* **RECORDS SUPPLIED**
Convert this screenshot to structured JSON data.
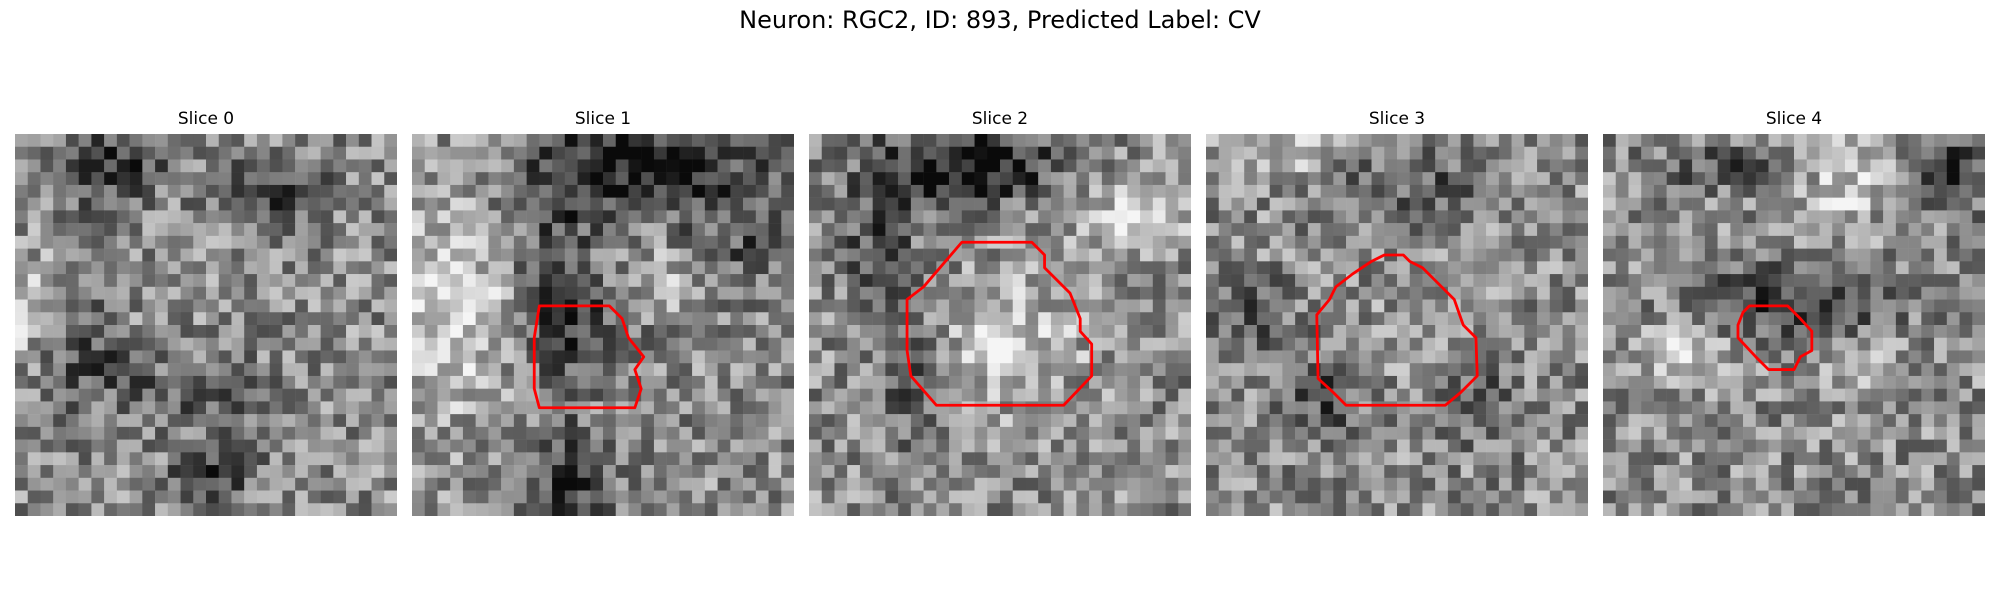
{
  "figure": {
    "title": "Neuron: RGC2, ID: 893, Predicted Label: CV",
    "contour_color": "#ff0000",
    "colormap": "grayscale"
  },
  "panels": [
    {
      "title": "Slice 0",
      "has_contour": false
    },
    {
      "title": "Slice 1",
      "has_contour": true
    },
    {
      "title": "Slice 2",
      "has_contour": true
    },
    {
      "title": "Slice 3",
      "has_contour": true
    },
    {
      "title": "Slice 4",
      "has_contour": true
    }
  ]
}
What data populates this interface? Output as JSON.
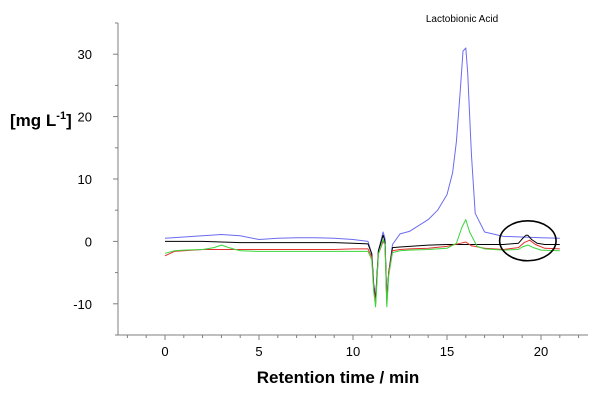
{
  "chart_data": {
    "type": "line",
    "title": "",
    "xlabel": "Retention time / min",
    "ylabel_main": "[mg L",
    "ylabel_sup": "-1",
    "ylabel_close": "]",
    "annotation": "Lactobionic Acid",
    "xlim": [
      -2.5,
      22.5
    ],
    "ylim": [
      -15,
      35
    ],
    "xticks": [
      0,
      5,
      10,
      15,
      20
    ],
    "yticks": [
      -10,
      0,
      10,
      20,
      30
    ],
    "grid": false,
    "highlight_circle": {
      "x": 19.3,
      "y": 0.1,
      "rx": 1.5,
      "ry": 3.2
    },
    "series": [
      {
        "color": "#6b6bf0",
        "x": [
          0,
          1,
          2,
          3,
          4,
          5,
          6,
          7,
          8,
          9,
          10,
          10.8,
          11.0,
          11.1,
          11.2,
          11.35,
          11.6,
          11.7,
          11.8,
          11.9,
          12.1,
          12.5,
          13,
          14,
          14.5,
          15,
          15.3,
          15.5,
          15.7,
          15.85,
          16.0,
          16.1,
          16.3,
          16.5,
          17,
          18,
          19,
          20,
          21
        ],
        "y": [
          0.5,
          0.7,
          0.9,
          1.1,
          0.9,
          0.3,
          0.5,
          0.6,
          0.6,
          0.5,
          0.3,
          0.0,
          -2.0,
          -7.0,
          -9.0,
          -1.5,
          1.5,
          0.5,
          -9.0,
          -5.0,
          -0.5,
          1.2,
          1.6,
          3.5,
          5.0,
          7.5,
          11.0,
          16.0,
          24.0,
          30.5,
          31.0,
          27.0,
          14.0,
          4.5,
          1.5,
          0.8,
          0.7,
          0.6,
          0.5
        ]
      },
      {
        "color": "#000000",
        "x": [
          0,
          1,
          2,
          3,
          4,
          5,
          6,
          7,
          8,
          9,
          10,
          10.8,
          11.0,
          11.1,
          11.2,
          11.35,
          11.6,
          11.7,
          11.8,
          11.9,
          12.1,
          12.5,
          13,
          14,
          15,
          15.5,
          16,
          17,
          18,
          18.8,
          19.0,
          19.2,
          19.3,
          19.5,
          19.8,
          20.2,
          21
        ],
        "y": [
          0.0,
          0.0,
          0.0,
          -0.1,
          -0.2,
          -0.2,
          -0.2,
          -0.2,
          -0.2,
          -0.2,
          -0.3,
          -0.4,
          -2.0,
          -7.0,
          -9.5,
          -1.5,
          1.0,
          0.0,
          -9.5,
          -5.0,
          -1.0,
          -0.9,
          -0.8,
          -0.6,
          -0.5,
          -0.5,
          -0.5,
          -0.5,
          -0.5,
          -0.3,
          0.4,
          1.0,
          1.0,
          0.3,
          -0.3,
          -0.5,
          -0.5
        ]
      },
      {
        "color": "#e03030",
        "x": [
          0,
          0.5,
          1,
          2,
          3,
          4,
          5,
          6,
          7,
          8,
          9,
          10,
          10.8,
          11.0,
          11.1,
          11.2,
          11.35,
          11.6,
          11.7,
          11.8,
          11.9,
          12.1,
          12.5,
          13,
          14,
          15,
          15.7,
          16.0,
          16.3,
          17,
          18,
          18.8,
          19.1,
          19.4,
          19.7,
          20.2,
          21
        ],
        "y": [
          -2.3,
          -1.6,
          -1.5,
          -1.3,
          -1.3,
          -1.3,
          -1.3,
          -1.3,
          -1.3,
          -1.3,
          -1.3,
          -1.2,
          -1.2,
          -2.5,
          -7.5,
          -10.0,
          -2.0,
          0.0,
          -0.5,
          -10.0,
          -5.0,
          -1.5,
          -1.3,
          -1.2,
          -1.1,
          -0.8,
          -0.3,
          -0.1,
          -0.7,
          -1.1,
          -1.3,
          -1.0,
          -0.2,
          0.2,
          -0.5,
          -1.1,
          -1.2
        ]
      },
      {
        "color": "#3ad63a",
        "x": [
          0,
          0.5,
          1,
          2,
          2.6,
          3.0,
          3.4,
          4,
          5,
          6,
          7,
          8,
          9,
          10,
          10.8,
          11.0,
          11.1,
          11.2,
          11.35,
          11.6,
          11.7,
          11.8,
          11.9,
          12.1,
          12.5,
          13,
          14,
          15,
          15.5,
          15.8,
          16.0,
          16.2,
          16.6,
          17,
          18,
          18.8,
          19.0,
          19.3,
          19.6,
          20,
          21
        ],
        "y": [
          -1.9,
          -1.5,
          -1.4,
          -1.3,
          -1.0,
          -0.6,
          -1.0,
          -1.5,
          -1.6,
          -1.6,
          -1.6,
          -1.6,
          -1.6,
          -1.6,
          -1.6,
          -3.0,
          -8.0,
          -10.5,
          -2.0,
          0.3,
          -0.5,
          -10.5,
          -5.5,
          -1.8,
          -1.5,
          -1.4,
          -1.3,
          -1.1,
          -0.3,
          2.3,
          3.5,
          1.5,
          -0.8,
          -1.2,
          -1.4,
          -1.3,
          -0.9,
          -0.6,
          -1.0,
          -1.4,
          -1.5
        ]
      }
    ]
  }
}
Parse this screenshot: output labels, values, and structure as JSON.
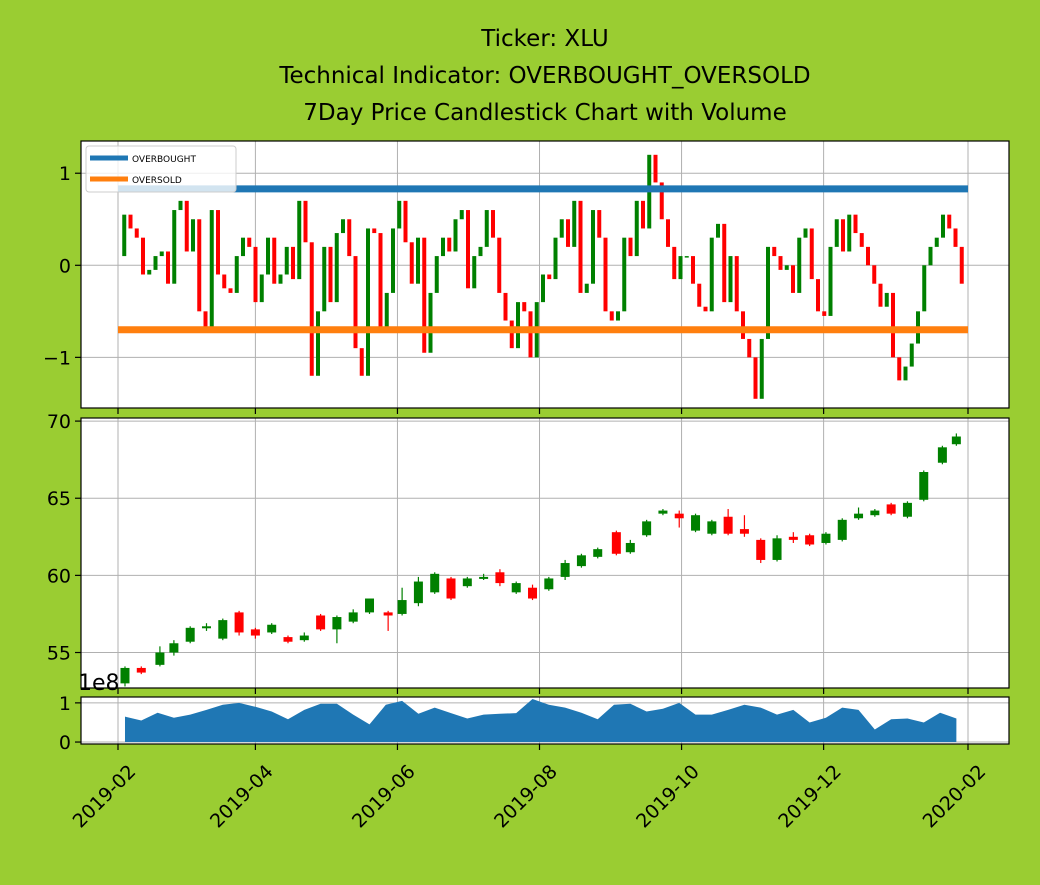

* **EXERCISE DETAILS**
Find "this". Copy every line it occurs in.

* **FINAL ANSWER**
Convert this screenshot to structured JSON data.
What data populates this interface? Output as JSON.
Parse this screenshot: output labels, values, and structure as JSON.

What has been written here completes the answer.